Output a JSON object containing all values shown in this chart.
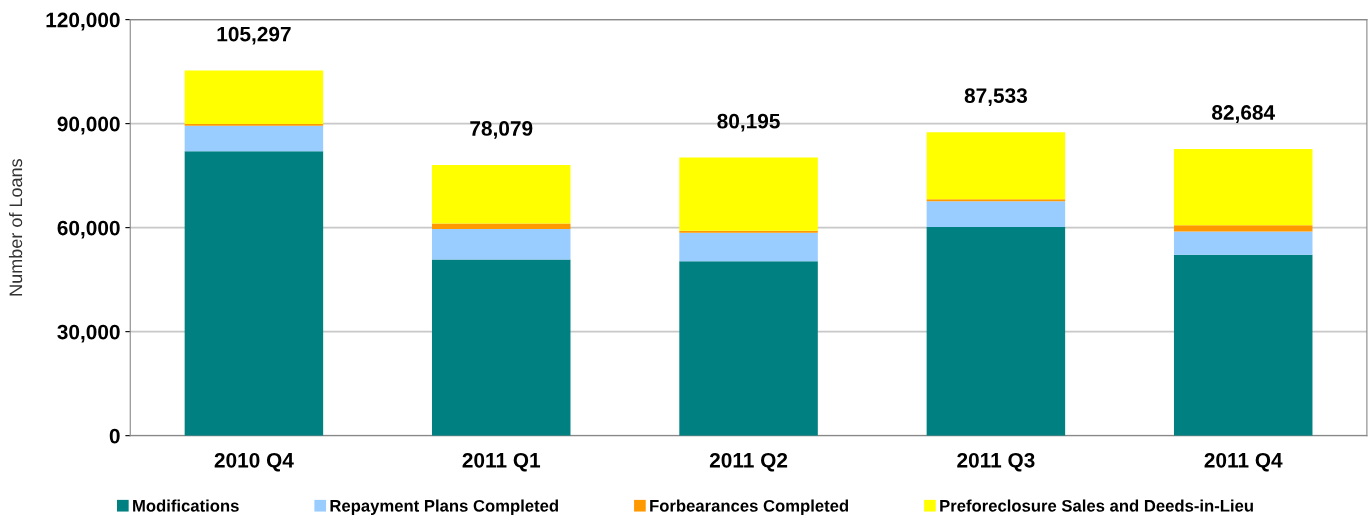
{
  "chart_data": {
    "type": "bar",
    "stacked": true,
    "ylabel": "Number of Loans",
    "categories": [
      "2010 Q4",
      "2011 Q1",
      "2011 Q2",
      "2011 Q3",
      "2011 Q4"
    ],
    "series": [
      {
        "name": "Modifications",
        "color": "#008080",
        "values": [
          82000,
          50800,
          50300,
          60200,
          52200
        ]
      },
      {
        "name": "Repayment Plans Completed",
        "color": "#99ccff",
        "values": [
          7400,
          8800,
          8200,
          7400,
          6700
        ]
      },
      {
        "name": "Forbearances Completed",
        "color": "#ff9900",
        "values": [
          500,
          1600,
          600,
          600,
          1800
        ]
      },
      {
        "name": "Preforeclosure Sales and Deeds-in-Lieu",
        "color": "#ffff00",
        "values": [
          15397,
          16879,
          21095,
          19333,
          21984
        ]
      }
    ],
    "totals": [
      "105,297",
      "78,079",
      "80,195",
      "87,533",
      "82,684"
    ],
    "ylim": [
      0,
      120000
    ],
    "yticks": [
      {
        "value": 0,
        "label": "0"
      },
      {
        "value": 30000,
        "label": "30,000"
      },
      {
        "value": 60000,
        "label": "60,000"
      },
      {
        "value": 90000,
        "label": "90,000"
      },
      {
        "value": 120000,
        "label": "120,000"
      }
    ],
    "grid": "y",
    "legend": "bottom"
  }
}
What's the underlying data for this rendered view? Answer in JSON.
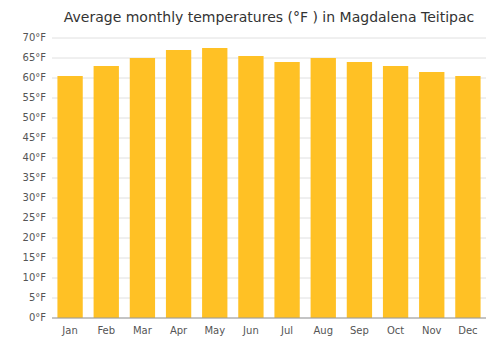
{
  "chart_data": {
    "type": "bar",
    "title": "Average monthly temperatures (°F ) in Magdalena Teitipac",
    "categories": [
      "Jan",
      "Feb",
      "Mar",
      "Apr",
      "May",
      "Jun",
      "Jul",
      "Aug",
      "Sep",
      "Oct",
      "Nov",
      "Dec"
    ],
    "values": [
      60.5,
      63.0,
      65.0,
      67.0,
      67.5,
      65.5,
      64.0,
      65.0,
      64.0,
      63.0,
      61.5,
      60.5
    ],
    "color": "#FFC125",
    "ylim": [
      0,
      70
    ],
    "yticks": [
      {
        "value": 0,
        "label": "0°F"
      },
      {
        "value": 5,
        "label": "5°F"
      },
      {
        "value": 10,
        "label": "10°F"
      },
      {
        "value": 15,
        "label": "15°F"
      },
      {
        "value": 20,
        "label": "20°F"
      },
      {
        "value": 25,
        "label": "25°F"
      },
      {
        "value": 30,
        "label": "30°F"
      },
      {
        "value": 35,
        "label": "35°F"
      },
      {
        "value": 40,
        "label": "40°F"
      },
      {
        "value": 45,
        "label": "45°F"
      },
      {
        "value": 50,
        "label": "50°F"
      },
      {
        "value": 55,
        "label": "55°F"
      },
      {
        "value": 60,
        "label": "60°F"
      },
      {
        "value": 65,
        "label": "65°F"
      },
      {
        "value": 70,
        "label": "70°F"
      }
    ],
    "grid": true
  }
}
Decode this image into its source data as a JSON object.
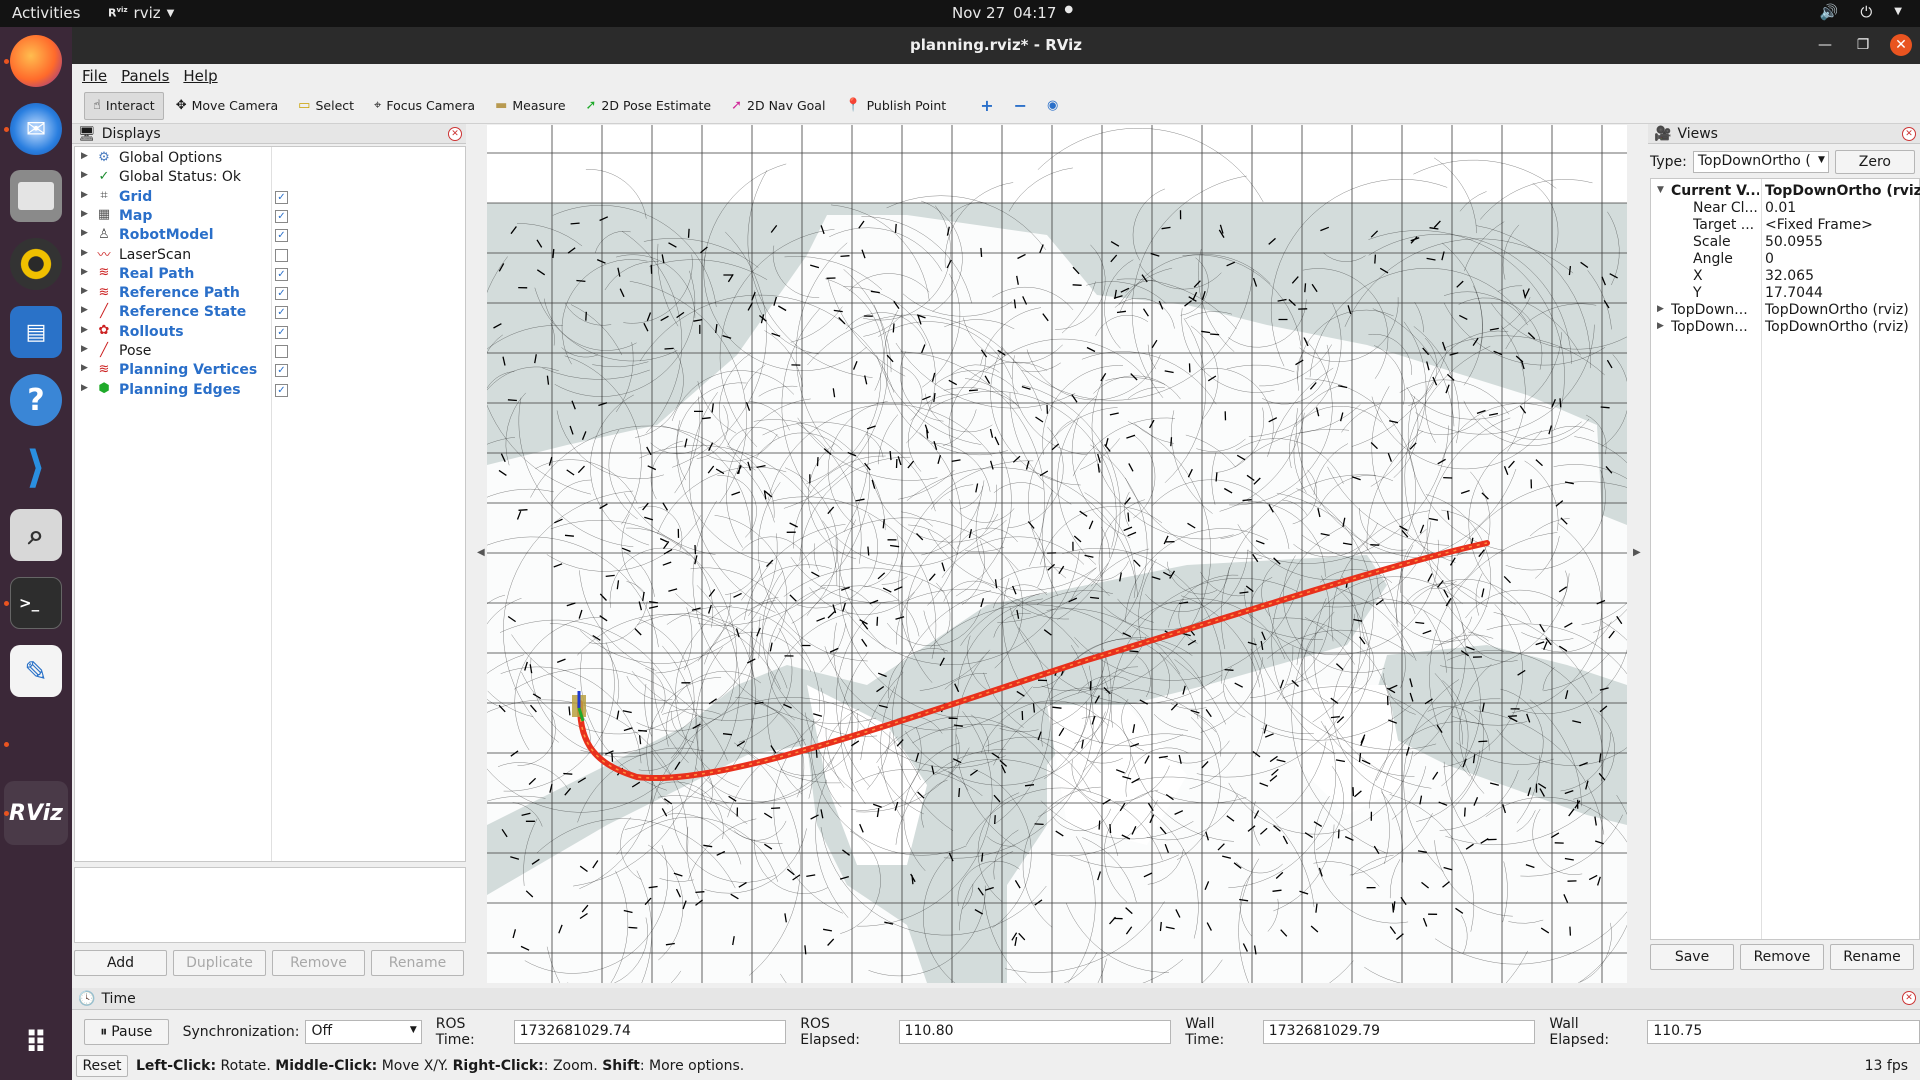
{
  "topbar": {
    "activities": "Activities",
    "app_name": "rviz",
    "date": "Nov 27",
    "time": "04:17"
  },
  "dock": {
    "items": [
      "firefox-icon",
      "thunderbird-icon",
      "files-icon",
      "rhythmbox-icon",
      "writer-icon",
      "help-icon",
      "vscode-icon",
      "search-icon",
      "terminal-icon",
      "text-editor-icon",
      "rviz-icon",
      "app-grid-icon"
    ],
    "rviz_label": "RViz"
  },
  "window": {
    "title": "planning.rviz* - RViz"
  },
  "menu": [
    "File",
    "Panels",
    "Help"
  ],
  "toolbar": [
    {
      "label": "Interact",
      "icon": "☝",
      "active": true
    },
    {
      "label": "Move Camera",
      "icon": "✥",
      "active": false
    },
    {
      "label": "Select",
      "icon": "▭",
      "active": false
    },
    {
      "label": "Focus Camera",
      "icon": "⌖",
      "active": false
    },
    {
      "label": "Measure",
      "icon": "▬",
      "active": false
    },
    {
      "label": "2D Pose Estimate",
      "icon": "➚",
      "active": false
    },
    {
      "label": "2D Nav Goal",
      "icon": "➚",
      "active": false
    },
    {
      "label": "Publish Point",
      "icon": "📍",
      "active": false
    }
  ],
  "displays": {
    "title": "Displays",
    "items": [
      {
        "label": "Global Options",
        "icon": "⚙",
        "icon_color": "#4a7bbf",
        "blue": false,
        "check": null
      },
      {
        "label": "Global Status: Ok",
        "icon": "✓",
        "icon_color": "#1b8a2e",
        "blue": false,
        "check": null
      },
      {
        "label": "Grid",
        "icon": "⌗",
        "icon_color": "#555555",
        "blue": true,
        "check": true
      },
      {
        "label": "Map",
        "icon": "▦",
        "icon_color": "#555555",
        "blue": true,
        "check": true
      },
      {
        "label": "RobotModel",
        "icon": "♙",
        "icon_color": "#555555",
        "blue": true,
        "check": true
      },
      {
        "label": "LaserScan",
        "icon": "〰",
        "icon_color": "#cc2222",
        "blue": false,
        "check": false
      },
      {
        "label": "Real Path",
        "icon": "≋",
        "icon_color": "#cc2222",
        "blue": true,
        "check": true
      },
      {
        "label": "Reference Path",
        "icon": "≋",
        "icon_color": "#cc2222",
        "blue": true,
        "check": true
      },
      {
        "label": "Reference State",
        "icon": "╱",
        "icon_color": "#cc2222",
        "blue": true,
        "check": true
      },
      {
        "label": "Rollouts",
        "icon": "✿",
        "icon_color": "#cc2222",
        "blue": true,
        "check": true
      },
      {
        "label": "Pose",
        "icon": "╱",
        "icon_color": "#cc2222",
        "blue": false,
        "check": false
      },
      {
        "label": "Planning Vertices",
        "icon": "≋",
        "icon_color": "#cc2222",
        "blue": true,
        "check": true
      },
      {
        "label": "Planning Edges",
        "icon": "⬢",
        "icon_color": "#1faa2a",
        "blue": true,
        "check": true
      }
    ],
    "buttons": [
      "Add",
      "Duplicate",
      "Remove",
      "Rename"
    ]
  },
  "views": {
    "title": "Views",
    "type_label": "Type:",
    "type_value": "TopDownOrtho (",
    "zero": "Zero",
    "rows": [
      {
        "key": "Current V...",
        "value": "TopDownOrtho (rviz)",
        "bold": true,
        "indent": false,
        "arrow": "▼"
      },
      {
        "key": "Near Cl...",
        "value": "0.01",
        "bold": false,
        "indent": true,
        "arrow": ""
      },
      {
        "key": "Target ...",
        "value": "<Fixed Frame>",
        "bold": false,
        "indent": true,
        "arrow": ""
      },
      {
        "key": "Scale",
        "value": "50.0955",
        "bold": false,
        "indent": true,
        "arrow": ""
      },
      {
        "key": "Angle",
        "value": "0",
        "bold": false,
        "indent": true,
        "arrow": ""
      },
      {
        "key": "X",
        "value": "32.065",
        "bold": false,
        "indent": true,
        "arrow": ""
      },
      {
        "key": "Y",
        "value": "17.7044",
        "bold": false,
        "indent": true,
        "arrow": ""
      },
      {
        "key": "TopDown...",
        "value": "TopDownOrtho (rviz)",
        "bold": false,
        "indent": false,
        "arrow": "▶"
      },
      {
        "key": "TopDown...",
        "value": "TopDownOrtho (rviz)",
        "bold": false,
        "indent": false,
        "arrow": "▶"
      }
    ],
    "buttons": [
      "Save",
      "Remove",
      "Rename"
    ]
  },
  "time": {
    "title": "Time",
    "pause": "Pause",
    "sync_label": "Synchronization:",
    "sync_value": "Off",
    "ros_time_label": "ROS Time:",
    "ros_time": "1732681029.74",
    "ros_elapsed_label": "ROS Elapsed:",
    "ros_elapsed": "110.80",
    "wall_time_label": "Wall Time:",
    "wall_time": "1732681029.79",
    "wall_elapsed_label": "Wall Elapsed:",
    "wall_elapsed": "110.75"
  },
  "status": {
    "reset": "Reset",
    "help_parts": [
      {
        "t": "Left-Click:",
        "b": true
      },
      {
        "t": " Rotate. ",
        "b": false
      },
      {
        "t": "Middle-Click:",
        "b": true
      },
      {
        "t": " Move X/Y. ",
        "b": false
      },
      {
        "t": "Right-Click:",
        "b": true
      },
      {
        "t": ": Zoom. ",
        "b": false
      },
      {
        "t": "Shift",
        "b": true
      },
      {
        "t": ": More options.",
        "b": false
      }
    ],
    "fps": "13 fps"
  },
  "colors": {
    "path": "#e8301c",
    "map_free": "#ffffff",
    "map_unknown": "#d3dcdb",
    "accent": "#e95420"
  }
}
........
> **What the exercise asks**: From the entries above, extract each line containing "title".

> **Response**:
    "title": "Average monthly temperatures (°F ) in Magdalena Teitipac",
    "title": "planning.rviz* - RViz"
    "title": "Displays",
    "title": "Views",
    "title": "Time",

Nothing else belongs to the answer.